Provided data:
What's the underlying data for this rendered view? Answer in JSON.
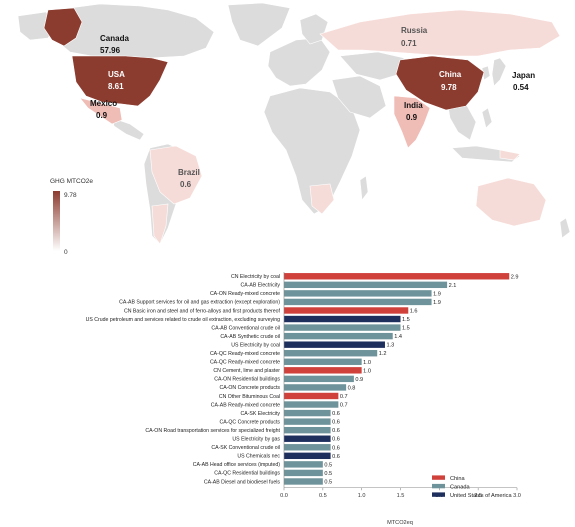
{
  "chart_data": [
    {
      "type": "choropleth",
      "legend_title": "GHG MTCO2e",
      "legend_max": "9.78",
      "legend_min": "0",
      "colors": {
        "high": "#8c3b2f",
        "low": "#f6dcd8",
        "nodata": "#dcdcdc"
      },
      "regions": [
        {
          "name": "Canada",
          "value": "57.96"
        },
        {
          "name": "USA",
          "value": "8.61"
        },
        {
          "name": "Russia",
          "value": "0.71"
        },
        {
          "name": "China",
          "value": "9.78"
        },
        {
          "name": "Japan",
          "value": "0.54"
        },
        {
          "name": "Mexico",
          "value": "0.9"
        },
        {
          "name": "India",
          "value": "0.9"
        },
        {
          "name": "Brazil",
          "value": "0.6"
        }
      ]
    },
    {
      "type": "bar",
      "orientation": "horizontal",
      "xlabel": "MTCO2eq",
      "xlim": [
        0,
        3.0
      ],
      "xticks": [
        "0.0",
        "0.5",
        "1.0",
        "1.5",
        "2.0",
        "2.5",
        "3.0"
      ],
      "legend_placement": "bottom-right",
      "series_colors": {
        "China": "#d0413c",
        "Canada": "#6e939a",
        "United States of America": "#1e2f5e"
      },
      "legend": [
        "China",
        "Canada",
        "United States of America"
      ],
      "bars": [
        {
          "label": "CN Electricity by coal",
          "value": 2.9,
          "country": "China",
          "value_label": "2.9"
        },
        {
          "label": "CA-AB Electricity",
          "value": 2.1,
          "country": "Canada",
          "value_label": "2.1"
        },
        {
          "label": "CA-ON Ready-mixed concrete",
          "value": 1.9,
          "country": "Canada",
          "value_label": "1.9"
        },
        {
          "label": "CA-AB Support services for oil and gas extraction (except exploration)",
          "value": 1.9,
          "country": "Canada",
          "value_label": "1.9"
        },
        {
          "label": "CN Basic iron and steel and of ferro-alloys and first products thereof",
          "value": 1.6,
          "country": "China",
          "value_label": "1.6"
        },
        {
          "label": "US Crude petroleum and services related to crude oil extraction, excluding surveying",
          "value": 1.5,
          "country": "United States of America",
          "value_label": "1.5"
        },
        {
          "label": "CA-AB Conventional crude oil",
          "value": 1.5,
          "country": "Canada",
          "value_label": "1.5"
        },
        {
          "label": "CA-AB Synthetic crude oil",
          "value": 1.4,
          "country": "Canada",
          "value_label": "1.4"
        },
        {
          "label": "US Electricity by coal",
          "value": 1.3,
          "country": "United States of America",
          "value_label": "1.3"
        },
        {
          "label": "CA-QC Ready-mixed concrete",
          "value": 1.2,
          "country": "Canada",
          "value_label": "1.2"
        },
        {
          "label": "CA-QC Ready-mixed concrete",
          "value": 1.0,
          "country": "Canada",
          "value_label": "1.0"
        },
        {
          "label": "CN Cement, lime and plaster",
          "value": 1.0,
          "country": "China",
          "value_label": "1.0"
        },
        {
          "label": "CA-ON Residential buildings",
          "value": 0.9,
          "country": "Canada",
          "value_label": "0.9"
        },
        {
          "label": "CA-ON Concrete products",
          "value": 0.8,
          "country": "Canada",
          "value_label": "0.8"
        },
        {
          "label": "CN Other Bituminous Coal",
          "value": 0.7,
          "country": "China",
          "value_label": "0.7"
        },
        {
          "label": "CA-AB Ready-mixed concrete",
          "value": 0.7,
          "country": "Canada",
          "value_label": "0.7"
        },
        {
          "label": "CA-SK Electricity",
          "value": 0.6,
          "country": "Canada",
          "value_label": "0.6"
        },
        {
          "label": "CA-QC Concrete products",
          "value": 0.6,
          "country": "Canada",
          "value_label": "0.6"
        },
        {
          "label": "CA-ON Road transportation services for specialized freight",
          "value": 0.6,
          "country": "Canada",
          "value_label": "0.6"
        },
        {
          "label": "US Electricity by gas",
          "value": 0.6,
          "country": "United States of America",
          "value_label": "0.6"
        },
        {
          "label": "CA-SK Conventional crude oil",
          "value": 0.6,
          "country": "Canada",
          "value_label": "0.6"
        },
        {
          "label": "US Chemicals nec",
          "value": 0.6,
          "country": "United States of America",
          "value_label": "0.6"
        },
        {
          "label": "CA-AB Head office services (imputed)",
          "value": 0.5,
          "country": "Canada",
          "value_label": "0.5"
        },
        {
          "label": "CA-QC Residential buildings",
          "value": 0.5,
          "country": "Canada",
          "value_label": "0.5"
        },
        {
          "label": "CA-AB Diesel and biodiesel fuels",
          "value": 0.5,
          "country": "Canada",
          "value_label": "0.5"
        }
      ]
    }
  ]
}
---
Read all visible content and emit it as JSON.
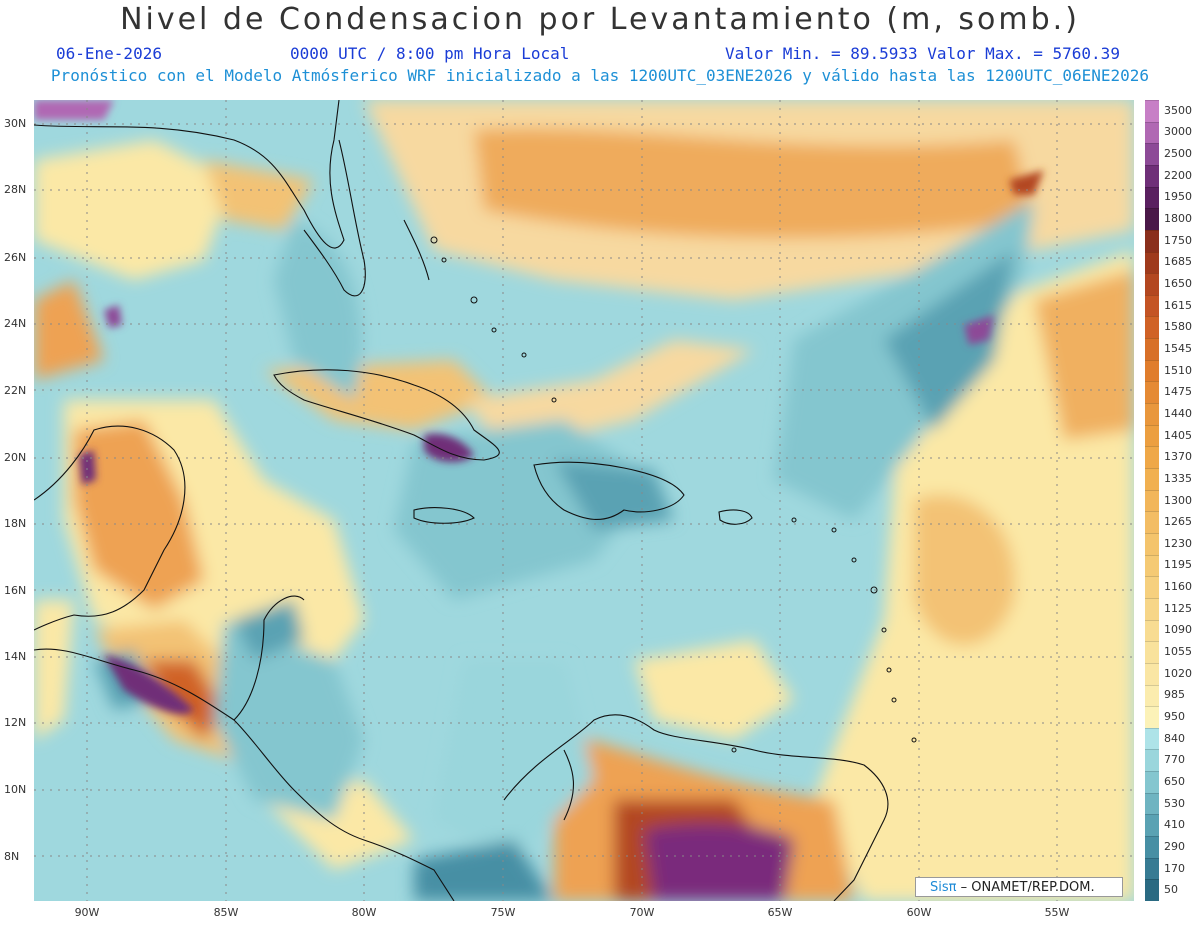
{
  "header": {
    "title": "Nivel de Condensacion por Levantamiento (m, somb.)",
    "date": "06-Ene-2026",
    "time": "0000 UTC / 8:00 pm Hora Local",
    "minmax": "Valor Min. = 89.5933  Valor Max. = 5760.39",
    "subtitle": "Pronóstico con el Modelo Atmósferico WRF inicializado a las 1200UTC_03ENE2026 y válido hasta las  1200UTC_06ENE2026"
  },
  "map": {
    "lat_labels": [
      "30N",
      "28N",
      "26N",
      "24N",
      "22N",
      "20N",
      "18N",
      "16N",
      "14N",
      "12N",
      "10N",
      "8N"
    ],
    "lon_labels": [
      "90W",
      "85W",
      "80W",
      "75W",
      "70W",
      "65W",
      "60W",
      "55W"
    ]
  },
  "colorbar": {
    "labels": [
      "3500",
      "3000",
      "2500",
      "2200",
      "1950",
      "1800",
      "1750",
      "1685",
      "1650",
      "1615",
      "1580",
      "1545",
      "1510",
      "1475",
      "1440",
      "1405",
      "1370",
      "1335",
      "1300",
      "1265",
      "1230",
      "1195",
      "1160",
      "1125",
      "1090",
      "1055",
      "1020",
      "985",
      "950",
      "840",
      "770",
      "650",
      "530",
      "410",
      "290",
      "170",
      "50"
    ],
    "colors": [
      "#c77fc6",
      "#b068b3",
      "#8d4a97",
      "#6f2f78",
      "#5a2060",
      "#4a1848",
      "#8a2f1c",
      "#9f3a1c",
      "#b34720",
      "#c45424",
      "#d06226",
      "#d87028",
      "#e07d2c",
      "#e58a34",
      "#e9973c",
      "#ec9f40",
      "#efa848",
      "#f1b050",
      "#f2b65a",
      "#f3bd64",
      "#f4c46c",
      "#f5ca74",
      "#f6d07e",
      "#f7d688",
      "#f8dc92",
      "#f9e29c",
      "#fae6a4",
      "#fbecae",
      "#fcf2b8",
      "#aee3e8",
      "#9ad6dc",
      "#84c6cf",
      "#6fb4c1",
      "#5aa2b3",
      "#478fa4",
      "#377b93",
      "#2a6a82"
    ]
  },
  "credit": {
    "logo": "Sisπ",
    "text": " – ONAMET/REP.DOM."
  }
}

Given exercise:
Filter out every line that lacks the word "services", and copy the rest.

Reply to the task:
          "label": "CA-AB Support services for oil and gas extraction (except exploration)",
          "label": "US Crude petroleum and services related to crude oil extraction, excluding surveying",
          "label": "CA-ON Road transportation services for specialized freight",
          "label": "CA-AB Head office services (imputed)",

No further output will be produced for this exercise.